:: Extracted information

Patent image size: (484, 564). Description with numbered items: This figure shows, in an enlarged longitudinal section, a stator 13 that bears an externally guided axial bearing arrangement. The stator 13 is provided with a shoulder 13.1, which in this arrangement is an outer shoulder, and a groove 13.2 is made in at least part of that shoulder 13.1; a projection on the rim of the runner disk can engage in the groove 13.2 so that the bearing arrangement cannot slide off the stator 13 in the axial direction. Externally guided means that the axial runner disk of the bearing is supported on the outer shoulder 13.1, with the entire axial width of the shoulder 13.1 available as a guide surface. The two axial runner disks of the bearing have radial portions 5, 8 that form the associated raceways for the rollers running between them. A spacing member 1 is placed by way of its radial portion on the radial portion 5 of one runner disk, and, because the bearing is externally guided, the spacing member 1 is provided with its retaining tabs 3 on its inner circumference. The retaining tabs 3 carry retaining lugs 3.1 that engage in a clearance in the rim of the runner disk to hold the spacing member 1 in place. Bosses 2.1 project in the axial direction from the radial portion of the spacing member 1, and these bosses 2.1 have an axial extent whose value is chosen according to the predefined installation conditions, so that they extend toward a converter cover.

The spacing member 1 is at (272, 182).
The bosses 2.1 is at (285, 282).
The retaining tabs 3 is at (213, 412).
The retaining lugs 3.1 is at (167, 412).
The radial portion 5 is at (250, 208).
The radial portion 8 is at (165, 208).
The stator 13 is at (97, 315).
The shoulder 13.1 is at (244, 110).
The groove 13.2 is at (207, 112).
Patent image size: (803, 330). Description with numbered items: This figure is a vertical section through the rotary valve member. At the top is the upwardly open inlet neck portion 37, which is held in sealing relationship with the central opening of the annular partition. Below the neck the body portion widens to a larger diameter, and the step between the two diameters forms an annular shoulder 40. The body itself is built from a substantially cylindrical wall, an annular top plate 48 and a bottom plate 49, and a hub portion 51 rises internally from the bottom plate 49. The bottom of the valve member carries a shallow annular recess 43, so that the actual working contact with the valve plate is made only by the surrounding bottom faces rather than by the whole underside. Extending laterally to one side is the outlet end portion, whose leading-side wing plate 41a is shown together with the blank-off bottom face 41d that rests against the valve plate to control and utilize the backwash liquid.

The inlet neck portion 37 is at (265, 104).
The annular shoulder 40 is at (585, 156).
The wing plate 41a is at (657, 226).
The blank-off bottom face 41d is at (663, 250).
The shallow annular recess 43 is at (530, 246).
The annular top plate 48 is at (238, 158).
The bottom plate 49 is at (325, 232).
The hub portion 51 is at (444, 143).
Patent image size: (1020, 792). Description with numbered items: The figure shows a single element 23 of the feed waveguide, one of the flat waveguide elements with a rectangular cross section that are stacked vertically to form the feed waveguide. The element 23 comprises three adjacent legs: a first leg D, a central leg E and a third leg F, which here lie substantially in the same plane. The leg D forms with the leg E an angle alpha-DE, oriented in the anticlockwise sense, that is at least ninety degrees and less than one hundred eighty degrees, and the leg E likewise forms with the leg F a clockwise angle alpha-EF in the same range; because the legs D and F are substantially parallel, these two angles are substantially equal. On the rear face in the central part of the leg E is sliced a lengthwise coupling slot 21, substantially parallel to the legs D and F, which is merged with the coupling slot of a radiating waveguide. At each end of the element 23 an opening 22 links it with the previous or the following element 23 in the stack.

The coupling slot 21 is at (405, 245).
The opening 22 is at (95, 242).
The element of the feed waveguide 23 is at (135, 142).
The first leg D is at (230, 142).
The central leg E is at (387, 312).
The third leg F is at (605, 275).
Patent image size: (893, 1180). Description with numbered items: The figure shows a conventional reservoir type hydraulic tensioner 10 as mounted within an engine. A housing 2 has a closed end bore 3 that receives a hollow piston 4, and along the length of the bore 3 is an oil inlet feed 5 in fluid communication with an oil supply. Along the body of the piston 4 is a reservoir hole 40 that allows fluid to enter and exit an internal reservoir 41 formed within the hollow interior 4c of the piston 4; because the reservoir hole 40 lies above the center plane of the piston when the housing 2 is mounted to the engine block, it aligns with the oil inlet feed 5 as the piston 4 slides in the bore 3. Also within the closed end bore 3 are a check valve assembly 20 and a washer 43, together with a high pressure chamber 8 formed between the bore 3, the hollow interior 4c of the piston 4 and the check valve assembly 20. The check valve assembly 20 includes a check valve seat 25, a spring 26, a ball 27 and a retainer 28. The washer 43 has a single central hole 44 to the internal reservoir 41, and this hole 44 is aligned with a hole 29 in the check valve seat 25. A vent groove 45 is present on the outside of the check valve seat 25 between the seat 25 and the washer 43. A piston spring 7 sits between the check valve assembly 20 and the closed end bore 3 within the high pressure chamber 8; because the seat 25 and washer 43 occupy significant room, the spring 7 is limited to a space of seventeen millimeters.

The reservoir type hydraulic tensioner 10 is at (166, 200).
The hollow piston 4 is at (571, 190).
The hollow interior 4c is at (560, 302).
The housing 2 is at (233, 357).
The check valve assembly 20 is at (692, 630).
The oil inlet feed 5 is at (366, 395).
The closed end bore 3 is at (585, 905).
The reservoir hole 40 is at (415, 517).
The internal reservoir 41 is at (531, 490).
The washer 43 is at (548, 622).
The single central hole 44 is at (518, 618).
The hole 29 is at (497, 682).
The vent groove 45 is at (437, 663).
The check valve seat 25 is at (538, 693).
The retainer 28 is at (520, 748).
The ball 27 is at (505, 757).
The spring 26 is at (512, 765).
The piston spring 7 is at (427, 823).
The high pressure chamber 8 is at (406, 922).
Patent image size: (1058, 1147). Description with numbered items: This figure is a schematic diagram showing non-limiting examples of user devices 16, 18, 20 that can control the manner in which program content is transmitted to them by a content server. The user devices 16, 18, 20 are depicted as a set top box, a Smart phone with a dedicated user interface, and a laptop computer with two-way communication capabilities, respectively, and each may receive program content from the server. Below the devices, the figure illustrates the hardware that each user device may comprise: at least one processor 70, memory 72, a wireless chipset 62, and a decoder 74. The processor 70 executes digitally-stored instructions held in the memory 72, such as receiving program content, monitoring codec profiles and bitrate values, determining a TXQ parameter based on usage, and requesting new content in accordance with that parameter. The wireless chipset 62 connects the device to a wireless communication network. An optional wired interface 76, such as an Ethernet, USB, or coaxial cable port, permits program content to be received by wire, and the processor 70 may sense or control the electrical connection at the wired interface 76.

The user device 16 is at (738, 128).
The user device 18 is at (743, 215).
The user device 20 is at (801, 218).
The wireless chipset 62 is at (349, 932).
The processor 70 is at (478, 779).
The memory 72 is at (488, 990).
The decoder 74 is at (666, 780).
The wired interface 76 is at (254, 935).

::::

▶ _Your task_: Rewrite every line of the entries above as a Markdown table with two columns, Row and Line. Number each row and leave out the blank lines.

▶ _Result_:
| Row | Line |
|---|---|
| 1 | Patent image size: (484, 564). Description with numbered items: This figure shows, in an enlarged longitudinal section, a stator 13 that bears an externally guided axial bearing arrangement. The stator 13 is provided with a shoulder 13.1, which in this arrangement is an outer shoulder, and a groove 13.2 is made in at least part of that shoulder 13.1; a projection on the rim of the runner disk can engage in the groove 13.2 so that the bearing arrangement cannot slide off the stator 13 in the axial direction. Externally guided means that the axial runner disk of the bearing is supported on the outer shoulder 13.1, with the entire axial width of the shoulder 13.1 available as a guide surface. The two axial runner disks of the bearing have radial portions 5, 8 that form the associated raceways for the rollers running between them. A spacing member 1 is placed by way of its radial portion on the radial portion 5 of one runner disk, and, because the bearing is externally guided, the spacing member 1 is provided with its retaining tabs 3 on its inner circumference. The retaining tabs 3 carry retaining lugs 3.1 that engage in a clearance in the rim of the runner disk to hold the spacing member 1 in place. Bosses 2.1 project in the axial direction from the radial portion of the spacing member 1, and these bosses 2.1 have an axial extent whose value is chosen according to the predefined installation conditions, so that they extend toward a converter cover. |
| 2 | The spacing member 1 is at (272, 182). |
| 3 | The bosses 2.1 is at (285, 282). |
| 4 | The retaining tabs 3 is at (213, 412). |
| 5 | The retaining lugs 3.1 is at (167, 412). |
| 6 | The radial portion 5 is at (250, 208). |
| 7 | The radial portion 8 is at (165, 208). |
| 8 | The stator 13 is at (97, 315). |
| 9 | The shoulder 13.1 is at (244, 110). |
| 10 | The groove 13.2 is at (207, 112). |
| 11 | Patent image size: (803, 330). Description with numbered items: This figure is a vertical section through the rotary valve member. At the top is the upwardly open inlet neck portion 37, which is held in sealing relationship with the central opening of the annular partition. Below the neck the body portion widens to a larger diameter, and the step between the two diameters forms an annular shoulder 40. The body itself is built from a substantially cylindrical wall, an annular top plate 48 and a bottom plate 49, and a hub portion 51 rises internally from the bottom plate 49. The bottom of the valve member carries a shallow annular recess 43, so that the actual working contact with the valve plate is made only by the surrounding bottom faces rather than by the whole underside. Extending laterally to one side is the outlet end portion, whose leading-side wing plate 41a is shown together with the blank-off bottom face 41d that rests against the valve plate to control and utilize the backwash liquid. |
| 12 | The inlet neck portion 37 is at (265, 104). |
| 13 | The annular shoulder 40 is at (585, 156). |
| 14 | The wing plate 41a is at (657, 226). |
| 15 | The blank-off bottom face 41d is at (663, 250). |
| 16 | The shallow annular recess 43 is at (530, 246). |
| 17 | The annular top plate 48 is at (238, 158). |
| 18 | The bottom plate 49 is at (325, 232). |
| 19 | The hub portion 51 is at (444, 143). |
| 20 | Patent image size: (1020, 792). Description with numbered items: The figure shows a single element 23 of the feed waveguide, one of the flat waveguide elements with a rectangular cross section that are stacked vertically to form the feed waveguide. The element 23 comprises three adjacent legs: a first leg D, a central leg E and a third leg F, which here lie substantially in the same plane. The leg D forms with the leg E an angle alpha-DE, oriented in the anticlockwise sense, that is at least ninety degrees and less than one hundred eighty degrees, and the leg E likewise forms with the leg F a clockwise angle alpha-EF in the same range; because the legs D and F are substantially parallel, these two angles are substantially equal. On the rear face in the central part of the leg E is sliced a lengthwise coupling slot 21, substantially parallel to the legs D and F, which is merged with the coupling slot of a radiating waveguide. At each end of the element 23 an opening 22 links it with the previous or the following element 23 in the stack. |
| 21 | The coupling slot 21 is at (405, 245). |
| 22 | The opening 22 is at (95, 242). |
| 23 | The element of the feed waveguide 23 is at (135, 142). |
| 24 | The first leg D is at (230, 142). |
| 25 | The central leg E is at (387, 312). |
| 26 | The third leg F is at (605, 275). |
| 27 | Patent image size: (893, 1180). Description with numbered items: The figure shows a conventional reservoir type hydraulic tensioner 10 as mounted within an engine. A housing 2 has a closed end bore 3 that receives a hollow piston 4, and along the length of the bore 3 is an oil inlet feed 5 in fluid communication with an oil supply. Along the body of the piston 4 is a reservoir hole 40 that allows fluid to enter and exit an internal reservoir 41 formed within the hollow interior 4c of the piston 4; because the reservoir hole 40 lies above the center plane of the piston when the housing 2 is mounted to the engine block, it aligns with the oil inlet feed 5 as the piston 4 slides in the bore 3. Also within the closed end bore 3 are a check valve assembly 20 and a washer 43, together with a high pressure chamber 8 formed between the bore 3, the hollow interior 4c of the piston 4 and the check valve assembly 20. The check valve assembly 20 includes a check valve seat 25, a spring 26, a ball 27 and a retainer 28. The washer 43 has a single central hole 44 to the internal reservoir 41, and this hole 44 is aligned with a hole 29 in the check valve seat 25. A vent groove 45 is present on the outside of the check valve seat 25 between the seat 25 and the washer 43. A piston spring 7 sits between the check valve assembly 20 and the closed end bore 3 within the high pressure chamber 8; because the seat 25 and washer 43 occupy significant room, the spring 7 is limited to a space of seventeen millimeters. |
| 28 | The reservoir type hydraulic tensioner 10 is at (166, 200). |
| 29 | The hollow piston 4 is at (571, 190). |
| 30 | The hollow interior 4c is at (560, 302). |
| 31 | The housing 2 is at (233, 357). |
| 32 | The check valve assembly 20 is at (692, 630). |
| 33 | The oil inlet feed 5 is at (366, 395). |
| 34 | The closed end bore 3 is at (585, 905). |
| 35 | The reservoir hole 40 is at (415, 517). |
| 36 | The internal reservoir 41 is at (531, 490). |
| 37 | The washer 43 is at (548, 622). |
| 38 | The single central hole 44 is at (518, 618). |
| 39 | The hole 29 is at (497, 682). |
| 40 | The vent groove 45 is at (437, 663). |
| 41 | The check valve seat 25 is at (538, 693). |
| 42 | The retainer 28 is at (520, 748). |
| 43 | The ball 27 is at (505, 757). |
| 44 | The spring 26 is at (512, 765). |
| 45 | The piston spring 7 is at (427, 823). |
| 46 | The high pressure chamber 8 is at (406, 922). |
| 47 | Patent image size: (1058, 1147). Description with numbered items: This figure is a schematic diagram showing non-limiting examples of user devices 16, 18, 20 that can control the manner in which program content is transmitted to them by a content server. The user devices 16, 18, 20 are depicted as a set top box, a Smart phone with a dedicated user interface, and a laptop computer with two-way communication capabilities, respectively, and each may receive program content from the server. Below the devices, the figure illustrates the hardware that each user device may comprise: at least one processor 70, memory 72, a wireless chipset 62, and a decoder 74. The processor 70 executes digitally-stored instructions held in the memory 72, such as receiving program content, monitoring codec profiles and bitrate values, determining a TXQ parameter based on usage, and requesting new content in accordance with that parameter. The wireless chipset 62 connects the device to a wireless communication network. An optional wired interface 76, such as an Ethernet, USB, or coaxial cable port, permits program content to be received by wire, and the processor 70 may sense or control the electrical connection at the wired interface 76. |
| 48 | The user device 16 is at (738, 128). |
| 49 | The user device 18 is at (743, 215). |
| 50 | The user device 20 is at (801, 218). |
| 51 | The wireless chipset 62 is at (349, 932). |
| 52 | The processor 70 is at (478, 779). |
| 53 | The memory 72 is at (488, 990). |
| 54 | The decoder 74 is at (666, 780). |
| 55 | The wired interface 76 is at (254, 935). |